Perez v. Dittmann
Filing
19
ORDER signed by Judge Lynn Adelman on 9/14/11 that Perezs application for writ of habeas corpus is DENIED. The Clerk of Court shall enter final judgment. Pursuant to Rule 11 of the Rules Governing § 2254 Cases, I find that petitioner has not made the showing required by 28 U.S.C. § 2253(c)(2), and therefore I will not issue a certificate of appealability. (cc: all counsel)(dm)
UNITED STATES DISTRICT COURT
EASTERN DISTRICT OF WISCONSIN
MANUEL R. PEREZ,
Petitioner,
v.
Case No. 10-C-0499
MIKE DITTMANN, Warden,
Redgranite Correctional Institution,
Respondent.
DECISION AND ORDER
Petitioner Manuel R. Perez was convicted in Milwaukee County Circuit Court of
conspiracy to deliver more than forty grams of cocaine, see Wis. Stat. §§ 961.41(1)(cm)4
& 939.31, and sentenced to twenty-two years in state custody. He brings this habeas case
pursuant to 28 U.S.C. § 2254, alleging that he received ineffective assistance of trial
counsel.
I. BACKGROUND
Perez’s conviction arose out of the investigation of a large drug-trafficking operation
involving the distribution of multiple kilograms of cocaine. One of the initial targets of the
investigation was Perez’s brother-in-law, Samuel Caraballo, who was thought to be the
ultimate supplier of the cocaine. After the police obtained a court order authorizing a
wiretap of Caraballo’s cellular telephone, however, they came to believe that Caraballo
obtained the cocaine from Perez.

Records provided:
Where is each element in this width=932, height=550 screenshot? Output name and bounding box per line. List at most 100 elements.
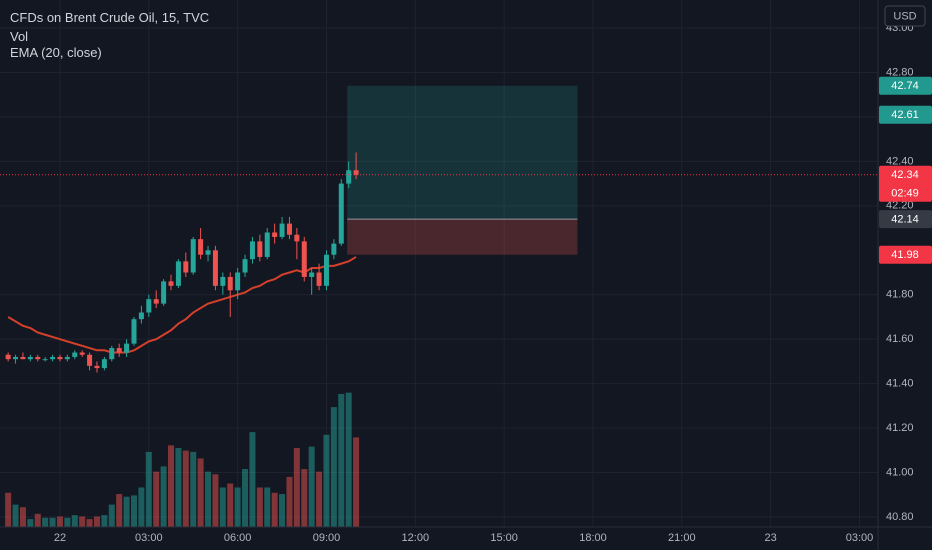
candle-body [94,365,100,369]
volume-bar [205,471,212,527]
position-profit [347,85,578,220]
legend-ema: EMA (20, close) [10,45,102,60]
volume-bar [345,392,352,527]
price-marker-bg [879,245,932,264]
position-loss [347,219,578,255]
volume-bar [182,450,189,527]
volume-bar [71,515,78,527]
price-marker-label: 42.61 [891,109,919,121]
volume-bar [234,487,241,527]
price-marker-bg [879,105,932,124]
candle-body [338,183,344,244]
volume-bar [153,471,160,527]
candle-body [323,254,329,286]
y-tick-label: 41.80 [886,289,914,301]
legend-volume: Vol [10,29,28,44]
candle-body [87,354,93,366]
axes: 43.0042.8042.6042.4042.2041.8041.6041.40… [54,22,932,544]
candle-body [220,276,226,286]
y-tick-label: 42.20 [886,200,914,212]
volume-bar [264,487,271,527]
candle-body [153,299,159,304]
candle-body [198,239,204,255]
volume-bar [123,496,130,527]
candle-body [101,359,107,369]
candle-body [316,272,322,286]
y-tick-label: 42.40 [886,155,914,167]
volume-bar [160,466,167,527]
price-marker: 41.98 [879,245,932,264]
candle-body [353,170,359,175]
volume-bar [330,407,337,527]
volume-bar [108,504,115,527]
candle-body [331,243,337,255]
volume-bar [56,516,63,527]
legend-title: CFDs on Brent Crude Oil, 15, TVC [10,10,209,25]
candle-body [57,356,63,360]
volume-bar [219,487,226,527]
volume-bar [271,492,278,527]
currency-button[interactable] [884,5,926,27]
price-marker-label: 42.14 [891,214,919,226]
candle-body [72,352,78,357]
volume-bar [323,434,330,527]
x-tick-label: 21:00 [668,532,696,544]
volume-bar [212,474,219,527]
price-marker: 42.74 [879,76,932,95]
y-tick-label: 41.00 [886,466,914,478]
volume-bar [64,517,71,527]
volume-bar [197,458,204,527]
candle-body [242,259,248,273]
volume-bar [138,487,145,527]
volume-bar [49,517,56,527]
volume-bar [145,451,152,527]
x-tick-label: 09:00 [313,532,341,544]
price-marker: 42.61 [879,105,932,124]
countdown: 02:49 [891,188,919,200]
volume-bar [308,446,315,527]
x-tick-label: 23 [765,532,777,544]
candle-body [168,281,174,286]
ema-line [7,256,357,354]
price-marker-bg [879,210,932,229]
candle-body [190,239,196,273]
candle-body [13,356,19,360]
candle-body [50,356,56,360]
currency: USD [893,10,916,22]
candle-body [20,356,26,360]
candle-body [205,250,211,255]
candle-body [212,250,218,286]
price-marker: 42.14 [879,210,932,229]
volume-bar [116,494,123,527]
volume-bar [130,495,137,527]
volume-bar [227,483,234,527]
candle-body [146,299,152,313]
x-tick-label: 12:00 [402,532,430,544]
candle-body [109,348,115,360]
volume-bar [353,437,360,527]
candle-body [161,281,167,304]
candle-body [124,343,130,353]
candle-body [279,223,285,237]
candle-body [272,232,278,237]
volume-bar [293,447,300,527]
y-tick-label: 40.80 [886,511,914,523]
y-tick-label: 41.60 [886,333,914,345]
price-marker-label: 41.98 [891,249,919,261]
volume-bar [12,504,19,527]
candle-body [235,272,241,291]
candle-body [183,261,189,273]
candle-body [301,241,307,277]
volume-bar [5,492,12,527]
x-tick-label: 15:00 [490,532,518,544]
volume-bar [249,432,256,527]
price-marker: 42.34 02:49 [879,165,932,202]
plot-area [0,0,878,527]
price-marker-bg [879,165,932,202]
volume-bar [175,447,182,527]
price-marker-label: 42.74 [891,80,919,92]
x-tick-label: 06:00 [224,532,252,544]
candle-body [35,356,41,360]
volume-bar [286,476,293,527]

What to work on:
A – Write out everything in the Perez v. Dittmann decision from "Perez v. Dittmann" down to "(cc: all counsel)(dm)".
B – Decide whether each statement agrees with the Perez v. Dittmann decision, answering yes or no and quoting the deciding words. (i) Perez was sentenced to twenty-two years in state custody. (ii) The court order authorized a wiretap of Perez's cellular telephone. (iii) A certificate of appealability will be issued.

Solutions:
A –
Perez v. Dittmann
Filing
19
ORDER signed by Judge Lynn Adelman on 9/14/11 that Perezs application for writ of habeas corpus is DENIED. The Clerk of Court shall enter final judgment. Pursuant to Rule 11 of the Rules Governing § 2254 Cases, I find that petitioner has not made the showing required by 28 U.S.C. § 2253(c)(2), and therefore I will not issue a certificate of appealability. (cc: all counsel)(dm)

B –
(i) Yes: "sentenced to twenty-two years in state custody"
(ii) No: "a court order authorizing a wiretap of Caraballo’s cellular telephone"
(iii) No: "I will not issue a certificate of appealability"